→ 原文:

初始化 Controller 大体过程如下：

- > 将 sample-controller 的类型信息（Foo）添加到默认 Kubernetes Scheme，以便能够记录到其事件 - > 基于新 Scheme 创建一个事件记录 recorder ，用于记录来自 “sample-controller” 的事件 - > 基于函数入参及刚刚构造的 recorder，初始化 Controller - > 设置对 Foo 资源变化的事件处理函数（Add、Update 均通过 enqueueFoo 处理） - > 设置对 Deployment 资源变化的事件处理函数（Add、Update、Delete 均通过 handleObject 处理） - > 返回初始化的 Controller

进一步，分析 enqueueFoo 以及 handleObject 的实现

// enqueueFoo takes a Foo resource and converts it into a namespace/name
// string which is then put onto the work queue. This method should *not* be
// passed resources of any type other than Foo.
func (c *Controller) enqueueFoo(obj interface{}) {
	var key string
	var err error
	if key, err = cache.MetaNamespaceKeyFunc(obj); err != nil {
		utilruntime.HandleError(err)
		return
	}
	c.workqueue.AddRateLimited(key)
}
 
// handleObject will take any resource implementing metav1.Object and attempt
// to find the Foo resource that 'owns' it. It does this by looking at the
// objects metadata.ownerReferences field for an appropriate OwnerReference.
// It then enqueues that Foo resource to be processed. If the object does not
// have an appropriate OwnerReference, it will simply be skipped.
func (c *Controller) handleObject(obj interface{}) {
	var object metav1.Object
	var ok bool
	if object, ok = obj.(metav1.Object); !ok {
		tombstone, ok := obj.(cache.DeletedFinalStateUnknown)
		if !ok {
			utilruntime.HandleError(fmt.Errorf("error decoding object, invalid type"))
			return
		}
		object, ok = tombstone.Obj.(metav1.Object)
		if !ok {
			utilruntime.HandleError(fmt.Errorf("error decoding object tombstone, invalid type"))
			return
		}
		klog.V(4).Infof("Recovered deleted object '%s' from tombstone", object.GetName())
	}
	klog.V(4).Infof("Processing object: %s", object.GetName())
	if ownerRef := metav1.GetControllerOf(object); ownerRef != nil {
		// If this object is not owned by a Foo, we should not do anything more
		// with it.
		if ownerRef.Kind != "Foo" {
			return
		}
 
		foo, err := c.foosLister.Foos(object.GetNamespace()).Get(ownerRef.Name)
		if err != nil {
			klog.V(4).Infof("ignoring orphaned object '%s' of foo '%s'", object.GetSelfLink(), ownerRef.Name)
			return
		}
 
		c.enqueueFoo(foo)
		return
	}
}

enqueueFoo 就是解析 Foo 资源为 namespace/name 形式的字符串，然后入队handleObject 监听了所有实现了 metav1 的资源，但只过滤出 owner 是 Foo 的，将其解析为 namespace/name入队

小结：在构造 Controller 时就已经初始化好事件收集这部分的工作了

那如何处理队列里的这些事件呢？

→ 任务说明:
1/ 把原文中以“将 sample-controller 的类型信息”开头的段落改写成一个简短的列表，保留其主要步骤。
2/ 根据原文，enqueueFoo 会把 Foo 资源解析成什么形式的字符串？
3/ 从原文最后一句之后接着续写这篇讲 sample-controller 的原文。
后面的数据与这些任务没有关系。

→ 记录数据:

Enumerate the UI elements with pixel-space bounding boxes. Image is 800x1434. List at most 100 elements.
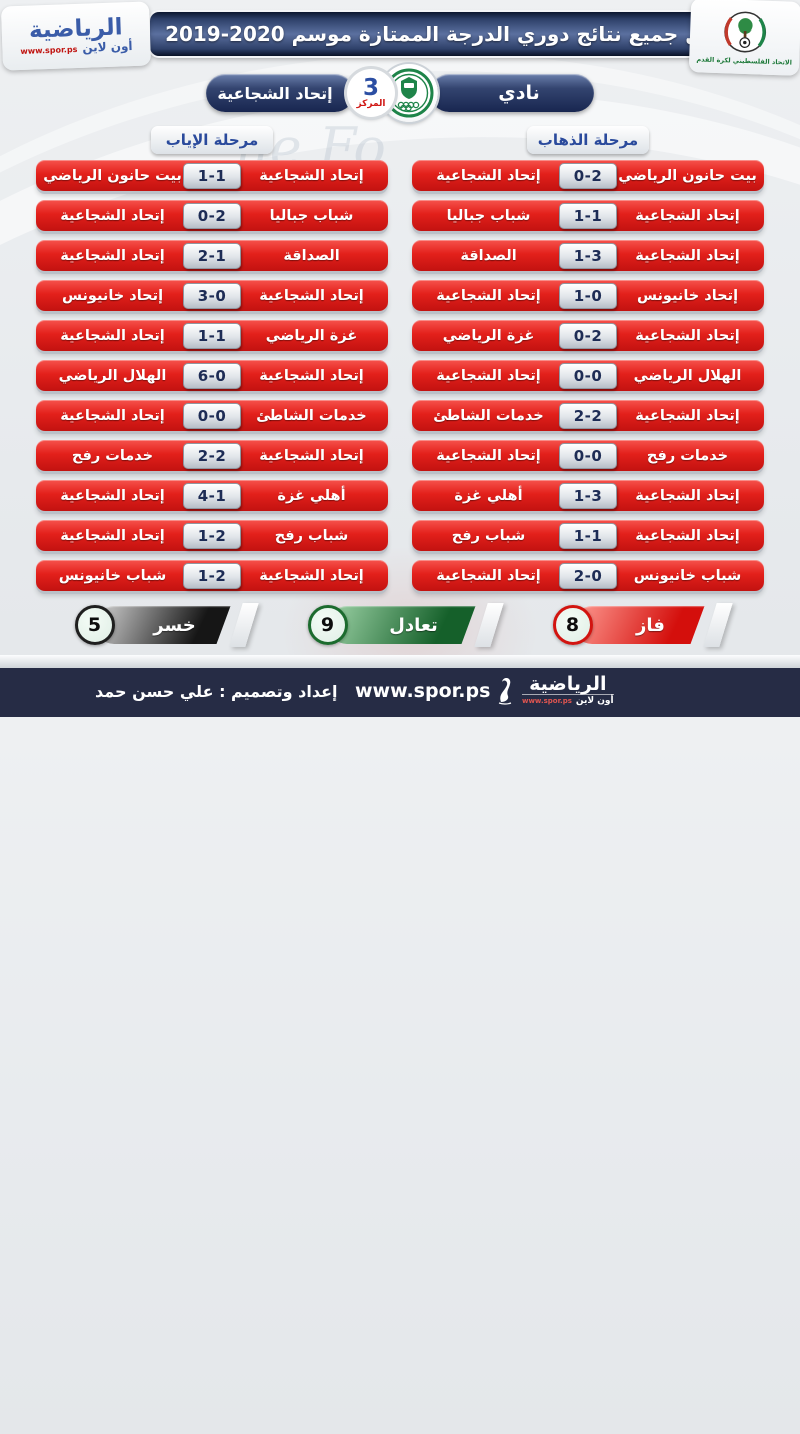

→ 参考答案:
1/
1. 把 Foo 的类型信息加入默认 Kubernetes Scheme，以便记录其事件
2. 基于新 Scheme 创建 recorder，记录来自 “sample-controller” 的事件
3. 用函数入参和该 recorder 初始化 Controller
4. Foo 资源的 Add、Update 事件交由 enqueueFoo 处理
5. Deployment 资源的 Add、Update、Delete 事件交由 handleObject 处理
6. 返回初始化好的 Controller

2/ namespace/name 形式的字符串。

3/
来到 Run 函数的定义处

// Run will set up the event handlers for types we are interested in, as well
// as syncing informer caches and starting workers. It will block until stopCh
// is closed, at which point it will shutdown the workqueue and wait for
// workers to finish processing their current work items.
func (c *Controller) Run(threadiness int, stopCh <-chan struct{}) error {
	defer utilruntime.HandleCrash()
	defer c.workqueue.ShutDown()
 
	// Start the informer factories to begin populating the informer caches
	klog.Info("Starting Foo controller")
 
	// Wait for the caches to be synced before starting workers
	klog.Info("Waiting for informer caches to sync")
	if ok := cache.WaitForCacheSync(stopCh, c.deploymentsSynced, c.foosSynced); !ok {
		return fmt.Errorf("failed to wait for caches to sync")
	}
 
	klog.Info("Starting workers")
	// Launch two workers to process Foo resources
	for i := 0; i < threadiness; i++ {
		go wait.Until(c.runWorker, time.Second, stopCh)
	}
 
	klog.Info("Started workers")
	<-stopCh
	klog.Info("Shutting down workers")
 
	return nil
}

Run 函数的执行过程大体如下：

等待 Informer 同步完成
并发 runWorker，处理队列内事件

runWorker 的定义

// runWorker is a long-running function that will continually call the
// processNextWorkItem function in order to read and process a message on the
// workqueue.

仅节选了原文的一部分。